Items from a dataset
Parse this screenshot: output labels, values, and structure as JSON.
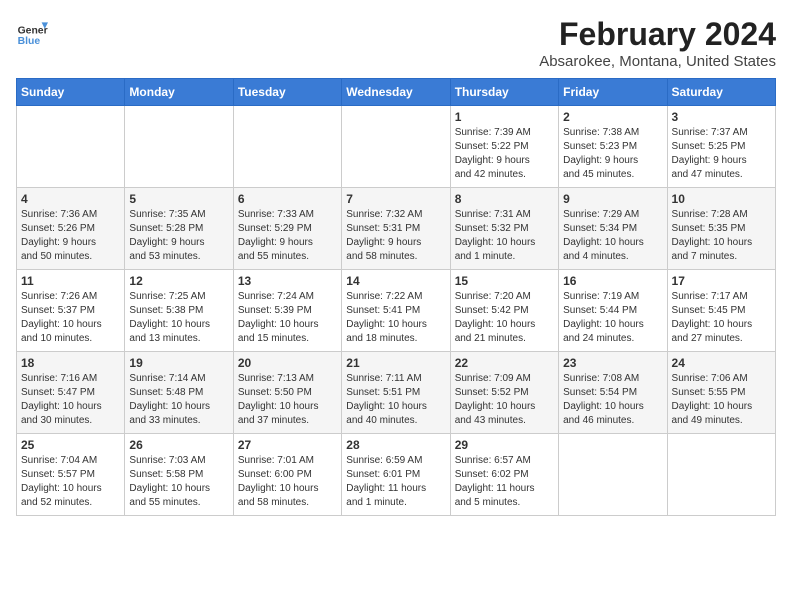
{
  "header": {
    "logo": {
      "line1": "General",
      "line2": "Blue"
    },
    "title": "February 2024",
    "subtitle": "Absarokee, Montana, United States"
  },
  "columns": [
    "Sunday",
    "Monday",
    "Tuesday",
    "Wednesday",
    "Thursday",
    "Friday",
    "Saturday"
  ],
  "weeks": [
    [
      {
        "day": "",
        "info": ""
      },
      {
        "day": "",
        "info": ""
      },
      {
        "day": "",
        "info": ""
      },
      {
        "day": "",
        "info": ""
      },
      {
        "day": "1",
        "info": "Sunrise: 7:39 AM\nSunset: 5:22 PM\nDaylight: 9 hours\nand 42 minutes."
      },
      {
        "day": "2",
        "info": "Sunrise: 7:38 AM\nSunset: 5:23 PM\nDaylight: 9 hours\nand 45 minutes."
      },
      {
        "day": "3",
        "info": "Sunrise: 7:37 AM\nSunset: 5:25 PM\nDaylight: 9 hours\nand 47 minutes."
      }
    ],
    [
      {
        "day": "4",
        "info": "Sunrise: 7:36 AM\nSunset: 5:26 PM\nDaylight: 9 hours\nand 50 minutes."
      },
      {
        "day": "5",
        "info": "Sunrise: 7:35 AM\nSunset: 5:28 PM\nDaylight: 9 hours\nand 53 minutes."
      },
      {
        "day": "6",
        "info": "Sunrise: 7:33 AM\nSunset: 5:29 PM\nDaylight: 9 hours\nand 55 minutes."
      },
      {
        "day": "7",
        "info": "Sunrise: 7:32 AM\nSunset: 5:31 PM\nDaylight: 9 hours\nand 58 minutes."
      },
      {
        "day": "8",
        "info": "Sunrise: 7:31 AM\nSunset: 5:32 PM\nDaylight: 10 hours\nand 1 minute."
      },
      {
        "day": "9",
        "info": "Sunrise: 7:29 AM\nSunset: 5:34 PM\nDaylight: 10 hours\nand 4 minutes."
      },
      {
        "day": "10",
        "info": "Sunrise: 7:28 AM\nSunset: 5:35 PM\nDaylight: 10 hours\nand 7 minutes."
      }
    ],
    [
      {
        "day": "11",
        "info": "Sunrise: 7:26 AM\nSunset: 5:37 PM\nDaylight: 10 hours\nand 10 minutes."
      },
      {
        "day": "12",
        "info": "Sunrise: 7:25 AM\nSunset: 5:38 PM\nDaylight: 10 hours\nand 13 minutes."
      },
      {
        "day": "13",
        "info": "Sunrise: 7:24 AM\nSunset: 5:39 PM\nDaylight: 10 hours\nand 15 minutes."
      },
      {
        "day": "14",
        "info": "Sunrise: 7:22 AM\nSunset: 5:41 PM\nDaylight: 10 hours\nand 18 minutes."
      },
      {
        "day": "15",
        "info": "Sunrise: 7:20 AM\nSunset: 5:42 PM\nDaylight: 10 hours\nand 21 minutes."
      },
      {
        "day": "16",
        "info": "Sunrise: 7:19 AM\nSunset: 5:44 PM\nDaylight: 10 hours\nand 24 minutes."
      },
      {
        "day": "17",
        "info": "Sunrise: 7:17 AM\nSunset: 5:45 PM\nDaylight: 10 hours\nand 27 minutes."
      }
    ],
    [
      {
        "day": "18",
        "info": "Sunrise: 7:16 AM\nSunset: 5:47 PM\nDaylight: 10 hours\nand 30 minutes."
      },
      {
        "day": "19",
        "info": "Sunrise: 7:14 AM\nSunset: 5:48 PM\nDaylight: 10 hours\nand 33 minutes."
      },
      {
        "day": "20",
        "info": "Sunrise: 7:13 AM\nSunset: 5:50 PM\nDaylight: 10 hours\nand 37 minutes."
      },
      {
        "day": "21",
        "info": "Sunrise: 7:11 AM\nSunset: 5:51 PM\nDaylight: 10 hours\nand 40 minutes."
      },
      {
        "day": "22",
        "info": "Sunrise: 7:09 AM\nSunset: 5:52 PM\nDaylight: 10 hours\nand 43 minutes."
      },
      {
        "day": "23",
        "info": "Sunrise: 7:08 AM\nSunset: 5:54 PM\nDaylight: 10 hours\nand 46 minutes."
      },
      {
        "day": "24",
        "info": "Sunrise: 7:06 AM\nSunset: 5:55 PM\nDaylight: 10 hours\nand 49 minutes."
      }
    ],
    [
      {
        "day": "25",
        "info": "Sunrise: 7:04 AM\nSunset: 5:57 PM\nDaylight: 10 hours\nand 52 minutes."
      },
      {
        "day": "26",
        "info": "Sunrise: 7:03 AM\nSunset: 5:58 PM\nDaylight: 10 hours\nand 55 minutes."
      },
      {
        "day": "27",
        "info": "Sunrise: 7:01 AM\nSunset: 6:00 PM\nDaylight: 10 hours\nand 58 minutes."
      },
      {
        "day": "28",
        "info": "Sunrise: 6:59 AM\nSunset: 6:01 PM\nDaylight: 11 hours\nand 1 minute."
      },
      {
        "day": "29",
        "info": "Sunrise: 6:57 AM\nSunset: 6:02 PM\nDaylight: 11 hours\nand 5 minutes."
      },
      {
        "day": "",
        "info": ""
      },
      {
        "day": "",
        "info": ""
      }
    ]
  ]
}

**To be done**
Reproduce all of the material exactly, apart from the pictures.

**Result for this task**
Parse this screenshot: output labels, values, and structure as JSON.
{
  "header": {
    "logo": {
      "line1": "General",
      "line2": "Blue"
    },
    "title": "February 2024",
    "subtitle": "Absarokee, Montana, United States"
  },
  "columns": [
    "Sunday",
    "Monday",
    "Tuesday",
    "Wednesday",
    "Thursday",
    "Friday",
    "Saturday"
  ],
  "weeks": [
    [
      {
        "day": "",
        "info": ""
      },
      {
        "day": "",
        "info": ""
      },
      {
        "day": "",
        "info": ""
      },
      {
        "day": "",
        "info": ""
      },
      {
        "day": "1",
        "info": "Sunrise: 7:39 AM\nSunset: 5:22 PM\nDaylight: 9 hours\nand 42 minutes."
      },
      {
        "day": "2",
        "info": "Sunrise: 7:38 AM\nSunset: 5:23 PM\nDaylight: 9 hours\nand 45 minutes."
      },
      {
        "day": "3",
        "info": "Sunrise: 7:37 AM\nSunset: 5:25 PM\nDaylight: 9 hours\nand 47 minutes."
      }
    ],
    [
      {
        "day": "4",
        "info": "Sunrise: 7:36 AM\nSunset: 5:26 PM\nDaylight: 9 hours\nand 50 minutes."
      },
      {
        "day": "5",
        "info": "Sunrise: 7:35 AM\nSunset: 5:28 PM\nDaylight: 9 hours\nand 53 minutes."
      },
      {
        "day": "6",
        "info": "Sunrise: 7:33 AM\nSunset: 5:29 PM\nDaylight: 9 hours\nand 55 minutes."
      },
      {
        "day": "7",
        "info": "Sunrise: 7:32 AM\nSunset: 5:31 PM\nDaylight: 9 hours\nand 58 minutes."
      },
      {
        "day": "8",
        "info": "Sunrise: 7:31 AM\nSunset: 5:32 PM\nDaylight: 10 hours\nand 1 minute."
      },
      {
        "day": "9",
        "info": "Sunrise: 7:29 AM\nSunset: 5:34 PM\nDaylight: 10 hours\nand 4 minutes."
      },
      {
        "day": "10",
        "info": "Sunrise: 7:28 AM\nSunset: 5:35 PM\nDaylight: 10 hours\nand 7 minutes."
      }
    ],
    [
      {
        "day": "11",
        "info": "Sunrise: 7:26 AM\nSunset: 5:37 PM\nDaylight: 10 hours\nand 10 minutes."
      },
      {
        "day": "12",
        "info": "Sunrise: 7:25 AM\nSunset: 5:38 PM\nDaylight: 10 hours\nand 13 minutes."
      },
      {
        "day": "13",
        "info": "Sunrise: 7:24 AM\nSunset: 5:39 PM\nDaylight: 10 hours\nand 15 minutes."
      },
      {
        "day": "14",
        "info": "Sunrise: 7:22 AM\nSunset: 5:41 PM\nDaylight: 10 hours\nand 18 minutes."
      },
      {
        "day": "15",
        "info": "Sunrise: 7:20 AM\nSunset: 5:42 PM\nDaylight: 10 hours\nand 21 minutes."
      },
      {
        "day": "16",
        "info": "Sunrise: 7:19 AM\nSunset: 5:44 PM\nDaylight: 10 hours\nand 24 minutes."
      },
      {
        "day": "17",
        "info": "Sunrise: 7:17 AM\nSunset: 5:45 PM\nDaylight: 10 hours\nand 27 minutes."
      }
    ],
    [
      {
        "day": "18",
        "info": "Sunrise: 7:16 AM\nSunset: 5:47 PM\nDaylight: 10 hours\nand 30 minutes."
      },
      {
        "day": "19",
        "info": "Sunrise: 7:14 AM\nSunset: 5:48 PM\nDaylight: 10 hours\nand 33 minutes."
      },
      {
        "day": "20",
        "info": "Sunrise: 7:13 AM\nSunset: 5:50 PM\nDaylight: 10 hours\nand 37 minutes."
      },
      {
        "day": "21",
        "info": "Sunrise: 7:11 AM\nSunset: 5:51 PM\nDaylight: 10 hours\nand 40 minutes."
      },
      {
        "day": "22",
        "info": "Sunrise: 7:09 AM\nSunset: 5:52 PM\nDaylight: 10 hours\nand 43 minutes."
      },
      {
        "day": "23",
        "info": "Sunrise: 7:08 AM\nSunset: 5:54 PM\nDaylight: 10 hours\nand 46 minutes."
      },
      {
        "day": "24",
        "info": "Sunrise: 7:06 AM\nSunset: 5:55 PM\nDaylight: 10 hours\nand 49 minutes."
      }
    ],
    [
      {
        "day": "25",
        "info": "Sunrise: 7:04 AM\nSunset: 5:57 PM\nDaylight: 10 hours\nand 52 minutes."
      },
      {
        "day": "26",
        "info": "Sunrise: 7:03 AM\nSunset: 5:58 PM\nDaylight: 10 hours\nand 55 minutes."
      },
      {
        "day": "27",
        "info": "Sunrise: 7:01 AM\nSunset: 6:00 PM\nDaylight: 10 hours\nand 58 minutes."
      },
      {
        "day": "28",
        "info": "Sunrise: 6:59 AM\nSunset: 6:01 PM\nDaylight: 11 hours\nand 1 minute."
      },
      {
        "day": "29",
        "info": "Sunrise: 6:57 AM\nSunset: 6:02 PM\nDaylight: 11 hours\nand 5 minutes."
      },
      {
        "day": "",
        "info": ""
      },
      {
        "day": "",
        "info": ""
      }
    ]
  ]
}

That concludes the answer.